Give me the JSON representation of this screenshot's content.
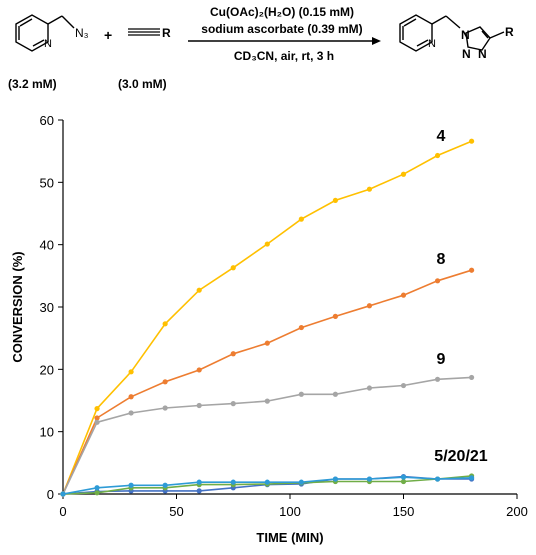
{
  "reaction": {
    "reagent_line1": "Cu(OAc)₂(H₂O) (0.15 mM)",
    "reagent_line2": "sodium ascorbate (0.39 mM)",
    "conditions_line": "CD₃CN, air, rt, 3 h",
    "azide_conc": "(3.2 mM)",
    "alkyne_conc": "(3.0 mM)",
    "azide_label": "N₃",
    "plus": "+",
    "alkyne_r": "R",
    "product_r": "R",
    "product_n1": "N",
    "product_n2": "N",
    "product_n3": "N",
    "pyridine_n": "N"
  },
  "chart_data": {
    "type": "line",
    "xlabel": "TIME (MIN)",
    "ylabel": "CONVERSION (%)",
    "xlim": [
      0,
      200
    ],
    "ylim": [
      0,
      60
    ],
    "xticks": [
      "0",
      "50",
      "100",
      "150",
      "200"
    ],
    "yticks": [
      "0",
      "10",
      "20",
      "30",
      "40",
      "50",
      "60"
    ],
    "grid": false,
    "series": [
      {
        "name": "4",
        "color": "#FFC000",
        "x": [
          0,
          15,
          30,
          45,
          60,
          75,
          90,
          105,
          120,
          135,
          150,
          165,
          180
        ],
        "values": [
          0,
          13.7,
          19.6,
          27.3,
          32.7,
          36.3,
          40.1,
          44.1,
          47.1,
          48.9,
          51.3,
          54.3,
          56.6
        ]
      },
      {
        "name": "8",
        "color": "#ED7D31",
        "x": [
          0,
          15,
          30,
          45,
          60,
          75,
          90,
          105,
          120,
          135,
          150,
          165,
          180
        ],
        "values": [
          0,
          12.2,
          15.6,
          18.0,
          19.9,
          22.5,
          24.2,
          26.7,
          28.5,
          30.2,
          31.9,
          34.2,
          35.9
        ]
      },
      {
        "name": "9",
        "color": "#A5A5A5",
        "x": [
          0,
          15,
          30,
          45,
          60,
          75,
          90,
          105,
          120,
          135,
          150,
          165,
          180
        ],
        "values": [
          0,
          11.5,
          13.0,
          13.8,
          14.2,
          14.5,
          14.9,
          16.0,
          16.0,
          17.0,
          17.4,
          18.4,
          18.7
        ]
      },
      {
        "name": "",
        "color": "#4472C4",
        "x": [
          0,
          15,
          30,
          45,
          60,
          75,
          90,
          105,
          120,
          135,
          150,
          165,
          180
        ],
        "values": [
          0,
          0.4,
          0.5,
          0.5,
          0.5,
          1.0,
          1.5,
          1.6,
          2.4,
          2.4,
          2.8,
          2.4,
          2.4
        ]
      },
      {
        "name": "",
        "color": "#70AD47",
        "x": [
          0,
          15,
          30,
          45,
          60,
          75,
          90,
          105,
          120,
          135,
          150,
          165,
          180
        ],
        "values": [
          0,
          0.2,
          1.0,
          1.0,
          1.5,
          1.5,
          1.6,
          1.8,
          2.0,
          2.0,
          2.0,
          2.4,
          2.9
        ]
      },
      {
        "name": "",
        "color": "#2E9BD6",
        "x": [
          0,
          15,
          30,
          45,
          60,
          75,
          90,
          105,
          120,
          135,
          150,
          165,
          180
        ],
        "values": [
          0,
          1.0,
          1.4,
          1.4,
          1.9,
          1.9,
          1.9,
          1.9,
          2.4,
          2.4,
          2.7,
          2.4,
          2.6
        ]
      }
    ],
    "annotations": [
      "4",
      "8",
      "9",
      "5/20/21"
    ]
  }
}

* Challenge *
Print the records word for word and exclude any picture they hold.

* Response to this exercise *
Give me the JSON representation of this screenshot's content.
{
  "reaction": {
    "reagent_line1": "Cu(OAc)₂(H₂O) (0.15 mM)",
    "reagent_line2": "sodium ascorbate (0.39 mM)",
    "conditions_line": "CD₃CN, air, rt, 3 h",
    "azide_conc": "(3.2 mM)",
    "alkyne_conc": "(3.0 mM)",
    "azide_label": "N₃",
    "plus": "+",
    "alkyne_r": "R",
    "product_r": "R",
    "product_n1": "N",
    "product_n2": "N",
    "product_n3": "N",
    "pyridine_n": "N"
  },
  "chart_data": {
    "type": "line",
    "xlabel": "TIME (MIN)",
    "ylabel": "CONVERSION (%)",
    "xlim": [
      0,
      200
    ],
    "ylim": [
      0,
      60
    ],
    "xticks": [
      "0",
      "50",
      "100",
      "150",
      "200"
    ],
    "yticks": [
      "0",
      "10",
      "20",
      "30",
      "40",
      "50",
      "60"
    ],
    "grid": false,
    "series": [
      {
        "name": "4",
        "color": "#FFC000",
        "x": [
          0,
          15,
          30,
          45,
          60,
          75,
          90,
          105,
          120,
          135,
          150,
          165,
          180
        ],
        "values": [
          0,
          13.7,
          19.6,
          27.3,
          32.7,
          36.3,
          40.1,
          44.1,
          47.1,
          48.9,
          51.3,
          54.3,
          56.6
        ]
      },
      {
        "name": "8",
        "color": "#ED7D31",
        "x": [
          0,
          15,
          30,
          45,
          60,
          75,
          90,
          105,
          120,
          135,
          150,
          165,
          180
        ],
        "values": [
          0,
          12.2,
          15.6,
          18.0,
          19.9,
          22.5,
          24.2,
          26.7,
          28.5,
          30.2,
          31.9,
          34.2,
          35.9
        ]
      },
      {
        "name": "9",
        "color": "#A5A5A5",
        "x": [
          0,
          15,
          30,
          45,
          60,
          75,
          90,
          105,
          120,
          135,
          150,
          165,
          180
        ],
        "values": [
          0,
          11.5,
          13.0,
          13.8,
          14.2,
          14.5,
          14.9,
          16.0,
          16.0,
          17.0,
          17.4,
          18.4,
          18.7
        ]
      },
      {
        "name": "",
        "color": "#4472C4",
        "x": [
          0,
          15,
          30,
          45,
          60,
          75,
          90,
          105,
          120,
          135,
          150,
          165,
          180
        ],
        "values": [
          0,
          0.4,
          0.5,
          0.5,
          0.5,
          1.0,
          1.5,
          1.6,
          2.4,
          2.4,
          2.8,
          2.4,
          2.4
        ]
      },
      {
        "name": "",
        "color": "#70AD47",
        "x": [
          0,
          15,
          30,
          45,
          60,
          75,
          90,
          105,
          120,
          135,
          150,
          165,
          180
        ],
        "values": [
          0,
          0.2,
          1.0,
          1.0,
          1.5,
          1.5,
          1.6,
          1.8,
          2.0,
          2.0,
          2.0,
          2.4,
          2.9
        ]
      },
      {
        "name": "",
        "color": "#2E9BD6",
        "x": [
          0,
          15,
          30,
          45,
          60,
          75,
          90,
          105,
          120,
          135,
          150,
          165,
          180
        ],
        "values": [
          0,
          1.0,
          1.4,
          1.4,
          1.9,
          1.9,
          1.9,
          1.9,
          2.4,
          2.4,
          2.7,
          2.4,
          2.6
        ]
      }
    ],
    "annotations": [
      "4",
      "8",
      "9",
      "5/20/21"
    ]
  }
}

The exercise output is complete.